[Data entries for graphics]

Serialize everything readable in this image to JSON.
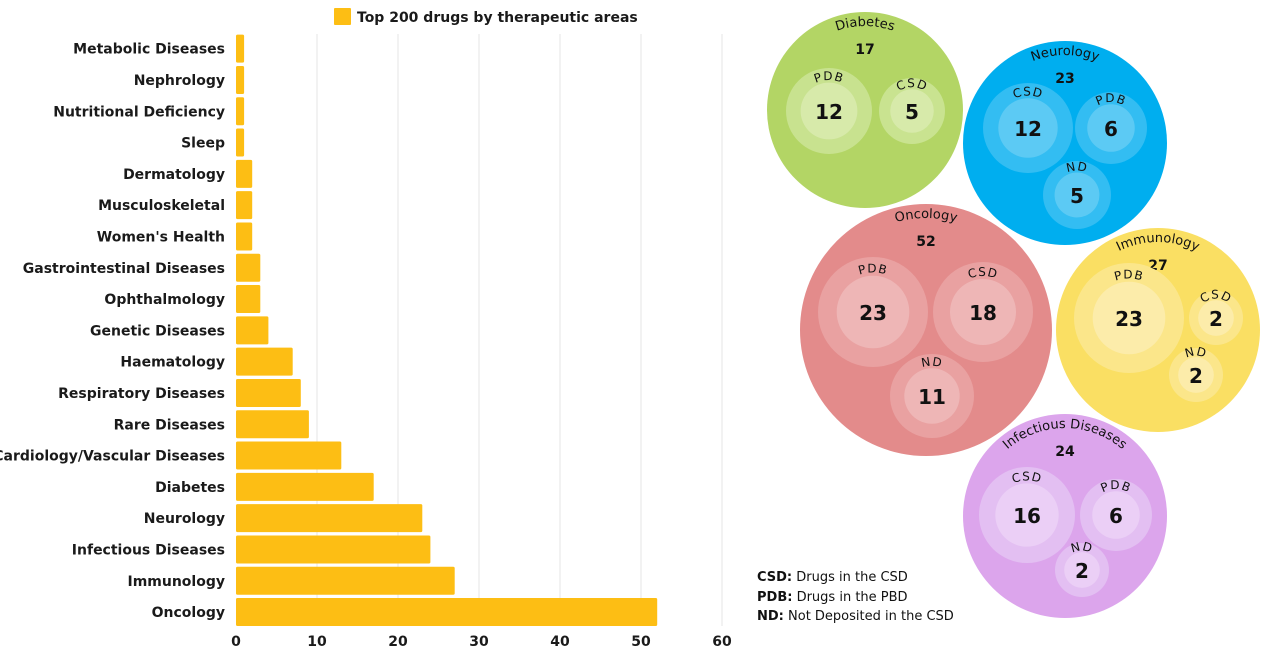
{
  "chart_data": [
    {
      "type": "bar",
      "orientation": "horizontal",
      "title": "Top 200 drugs by therapeutic areas",
      "legend": {
        "label": "Top 200 drugs by therapeutic areas",
        "position": "top-center",
        "color": "#fdbe14"
      },
      "xlabel": "",
      "ylabel": "",
      "xlim": [
        0,
        60
      ],
      "xticks": [
        0,
        10,
        20,
        30,
        40,
        50,
        60
      ],
      "grid": true,
      "bar_color": "#fdbe14",
      "categories": [
        "Metabolic Diseases",
        "Nephrology",
        "Nutritional Deficiency",
        "Sleep",
        "Dermatology",
        "Musculoskeletal",
        "Women's Health",
        "Gastrointestinal Diseases",
        "Ophthalmology",
        "Genetic Diseases",
        "Haematology",
        "Respiratory Diseases",
        "Rare Diseases",
        "Cardiology/Vascular Diseases",
        "Diabetes",
        "Neurology",
        "Infectious Diseases",
        "Immunology",
        "Oncology"
      ],
      "values": [
        1,
        1,
        1,
        1,
        2,
        2,
        2,
        3,
        3,
        4,
        7,
        8,
        9,
        13,
        17,
        23,
        24,
        27,
        52
      ]
    },
    {
      "type": "bubble",
      "title": "",
      "groups": [
        {
          "name": "Diabetes",
          "total": 17,
          "color": "#b3d565",
          "children": [
            {
              "label": "PDB",
              "value": 12
            },
            {
              "label": "CSD",
              "value": 5
            }
          ]
        },
        {
          "name": "Neurology",
          "total": 23,
          "color": "#00aeef",
          "children": [
            {
              "label": "CSD",
              "value": 12
            },
            {
              "label": "PDB",
              "value": 6
            },
            {
              "label": "ND",
              "value": 5
            }
          ]
        },
        {
          "name": "Oncology",
          "total": 52,
          "color": "#e38b8b",
          "children": [
            {
              "label": "PDB",
              "value": 23
            },
            {
              "label": "CSD",
              "value": 18
            },
            {
              "label": "ND",
              "value": 11
            }
          ]
        },
        {
          "name": "Immunology",
          "total": 27,
          "color": "#fadf63",
          "children": [
            {
              "label": "PDB",
              "value": 23
            },
            {
              "label": "CSD",
              "value": 2
            },
            {
              "label": "ND",
              "value": 2
            }
          ]
        },
        {
          "name": "Infectious Diseases",
          "total": 24,
          "color": "#dca5ec",
          "children": [
            {
              "label": "CSD",
              "value": 16
            },
            {
              "label": "PDB",
              "value": 6
            },
            {
              "label": "ND",
              "value": 2
            }
          ]
        }
      ]
    }
  ],
  "key": [
    {
      "abbr": "CSD:",
      "desc": "Drugs in the CSD"
    },
    {
      "abbr": "PDB:",
      "desc": "Drugs in the PBD"
    },
    {
      "abbr": "ND:",
      "desc": "Not Deposited in the CSD"
    }
  ]
}
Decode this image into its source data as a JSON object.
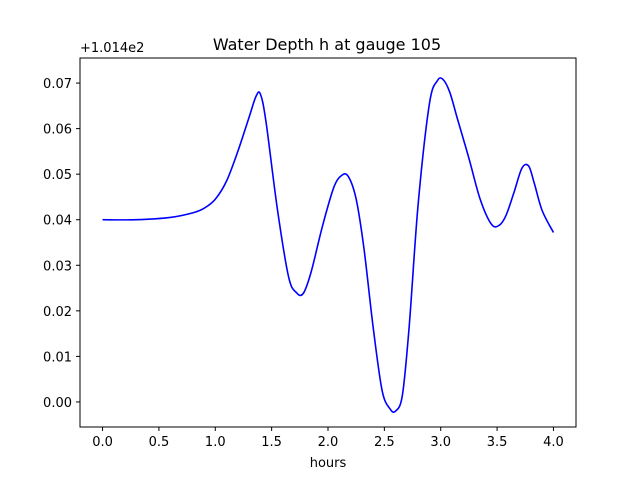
{
  "chart_data": {
    "type": "line",
    "title": "Water Depth h at gauge 105",
    "xlabel": "hours",
    "ylabel": "",
    "offset_label": "+1.014e2",
    "xlim": [
      -0.2,
      4.2
    ],
    "ylim": [
      -0.0055,
      0.0755
    ],
    "xticks": [
      0.0,
      0.5,
      1.0,
      1.5,
      2.0,
      2.5,
      3.0,
      3.5,
      4.0
    ],
    "xtick_labels": [
      "0.0",
      "0.5",
      "1.0",
      "1.5",
      "2.0",
      "2.5",
      "3.0",
      "3.5",
      "4.0"
    ],
    "yticks": [
      0.0,
      0.01,
      0.02,
      0.03,
      0.04,
      0.05,
      0.06,
      0.07
    ],
    "ytick_labels": [
      "0.00",
      "0.01",
      "0.02",
      "0.03",
      "0.04",
      "0.05",
      "0.06",
      "0.07"
    ],
    "grid": false,
    "series": [
      {
        "color": "#0000ff",
        "x": [
          0.0,
          0.3,
          0.6,
          0.8,
          0.9,
          1.0,
          1.1,
          1.2,
          1.3,
          1.36,
          1.4,
          1.45,
          1.55,
          1.65,
          1.72,
          1.78,
          1.85,
          1.95,
          2.05,
          2.12,
          2.18,
          2.25,
          2.32,
          2.4,
          2.48,
          2.55,
          2.6,
          2.66,
          2.72,
          2.8,
          2.9,
          2.97,
          3.02,
          3.08,
          3.15,
          3.25,
          3.35,
          3.45,
          3.52,
          3.58,
          3.65,
          3.72,
          3.78,
          3.83,
          3.9,
          4.0
        ],
        "y": [
          0.04,
          0.04,
          0.0405,
          0.0415,
          0.0425,
          0.0445,
          0.0485,
          0.055,
          0.0625,
          0.067,
          0.0676,
          0.0615,
          0.0425,
          0.0275,
          0.024,
          0.0238,
          0.0285,
          0.0385,
          0.047,
          0.0497,
          0.0495,
          0.0445,
          0.0335,
          0.0165,
          0.0025,
          -0.0015,
          -0.002,
          0.0015,
          0.0165,
          0.0435,
          0.0655,
          0.0705,
          0.0708,
          0.068,
          0.062,
          0.0535,
          0.0445,
          0.039,
          0.0388,
          0.041,
          0.046,
          0.0513,
          0.0518,
          0.048,
          0.042,
          0.0372
        ]
      }
    ]
  }
}
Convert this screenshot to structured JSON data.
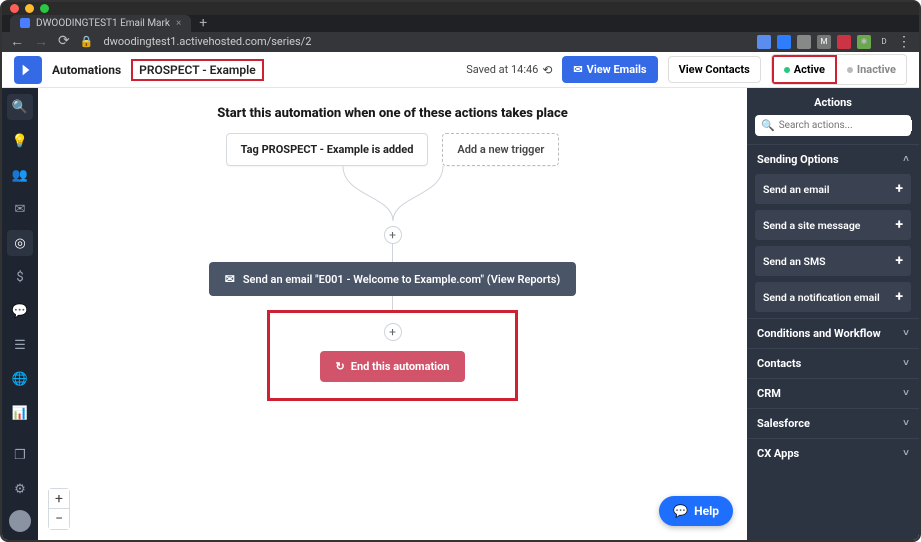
{
  "browser": {
    "tab_title": "DWOODINGTEST1 Email Mark",
    "url": "dwoodingtest1.activehosted.com/series/2",
    "ext_colors": [
      "#5b8def",
      "#2e7dff",
      "#888888",
      "#777777",
      "#cc3344",
      "#6aa84f",
      "#888888"
    ]
  },
  "header": {
    "breadcrumb_root": "Automations",
    "automation_name": "PROSPECT - Example",
    "saved_text": "Saved at 14:46",
    "view_emails": "View Emails",
    "view_contacts": "View Contacts",
    "active_label": "Active",
    "inactive_label": "Inactive"
  },
  "canvas": {
    "start_title": "Start this automation when one of these actions takes place",
    "trigger_chip": "Tag PROSPECT - Example is added",
    "add_trigger": "Add a new trigger",
    "action_label": "Send an email \"E001 - Welcome to Example.com\" (View Reports)",
    "end_label": "End this automation",
    "colors": {
      "action_bg": "#4a5568",
      "end_bg": "#d1546b",
      "highlight_border": "#c22338",
      "connector": "#cfd4dc"
    }
  },
  "panel": {
    "title": "Actions",
    "search_placeholder": "Search actions...",
    "sending_options_label": "Sending Options",
    "sending_items": [
      {
        "label": "Send an email"
      },
      {
        "label": "Send a site message"
      },
      {
        "label": "Send an SMS"
      },
      {
        "label": "Send a notification email"
      }
    ],
    "sections": [
      {
        "label": "Conditions and Workflow"
      },
      {
        "label": "Contacts"
      },
      {
        "label": "CRM"
      },
      {
        "label": "Salesforce"
      },
      {
        "label": "CX Apps"
      }
    ]
  },
  "help_label": "Help",
  "leftnav_icons": [
    "search",
    "lightbulb",
    "contacts",
    "mail",
    "target",
    "dollar",
    "chat",
    "list",
    "globe",
    "report"
  ],
  "leftnav_bottom": [
    "copy",
    "gear"
  ]
}
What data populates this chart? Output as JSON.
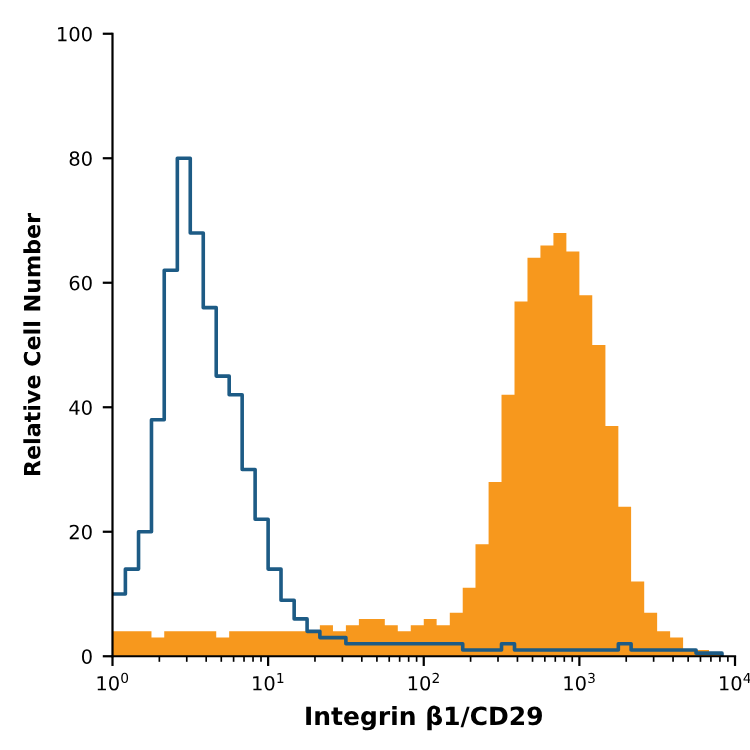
{
  "chart_data": {
    "type": "histogram",
    "xlabel": "Integrin β1/CD29",
    "ylabel": "Relative Cell Number",
    "log": "x",
    "grid": false,
    "bins": [
      1,
      1.21,
      1.47,
      1.78,
      2.15,
      2.61,
      3.16,
      3.83,
      4.64,
      5.62,
      6.81,
      8.25,
      10,
      12.1,
      14.7,
      17.8,
      21.5,
      26.1,
      31.6,
      38.3,
      46.4,
      56.2,
      68.1,
      82.5,
      100,
      121,
      147,
      178,
      215,
      261,
      316,
      383,
      464,
      562,
      681,
      825,
      1000,
      1210,
      1470,
      1780,
      2150,
      2610,
      3160,
      3830,
      4640,
      5620,
      6810,
      8250,
      10000
    ],
    "series": [
      {
        "color": "#f7981d",
        "values": [
          4,
          4,
          4,
          3,
          4,
          4,
          4,
          4,
          3,
          4,
          4,
          4,
          4,
          4,
          4,
          4,
          5,
          4,
          5,
          6,
          6,
          5,
          4,
          5,
          6,
          5,
          7,
          11,
          18,
          28,
          42,
          57,
          64,
          66,
          68,
          65,
          58,
          50,
          37,
          24,
          12,
          7,
          4,
          3,
          1,
          1,
          0.5,
          0
        ]
      },
      {
        "type": "step",
        "color": "#1d5b85",
        "x": [
          1,
          1.21,
          1.47,
          1.78,
          2.15,
          2.61,
          3.16,
          3.83,
          4.64,
          5.62,
          6.81,
          8.25,
          10,
          12.1,
          14.7,
          17.8,
          21.5,
          26.1,
          31.6,
          38.3,
          46.4,
          56.2,
          68.1,
          82.5,
          100,
          121,
          147,
          178,
          215,
          261,
          316,
          383,
          464,
          562,
          681,
          825,
          1000,
          1210,
          1470,
          1780,
          2150,
          2610,
          3160,
          3830,
          4640,
          5620,
          6810,
          8250
        ],
        "values": [
          10,
          14,
          20,
          38,
          62,
          80,
          68,
          56,
          45,
          42,
          30,
          22,
          14,
          9,
          6,
          4,
          3,
          3,
          2,
          2,
          2,
          2,
          2,
          2,
          2,
          2,
          2,
          1,
          1,
          1,
          2,
          1,
          1,
          1,
          1,
          1,
          1,
          1,
          1,
          2,
          1,
          1,
          1,
          1,
          1,
          0.5,
          0.5,
          0
        ]
      }
    ],
    "xlim": [
      1,
      10000
    ],
    "xticks": [
      {
        "value": 1,
        "label": "10$^{0}$"
      },
      {
        "value": 10,
        "label": "10$^{1}$"
      },
      {
        "value": 100,
        "label": "10$^{2}$"
      },
      {
        "value": 1000,
        "label": "10$^{3}$"
      },
      {
        "value": 10000,
        "label": "10$^{4}$"
      }
    ],
    "ylim": [
      0,
      100
    ],
    "yticks": [
      0,
      20,
      40,
      60,
      80,
      100
    ]
  }
}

## Task to complete:
Look over the listing. Pull out every line with the string "PROSPECT" in it.

## Answer to this problem:
    "automation_name": "PROSPECT - Example",
    "trigger_chip": "Tag PROSPECT - Example is added",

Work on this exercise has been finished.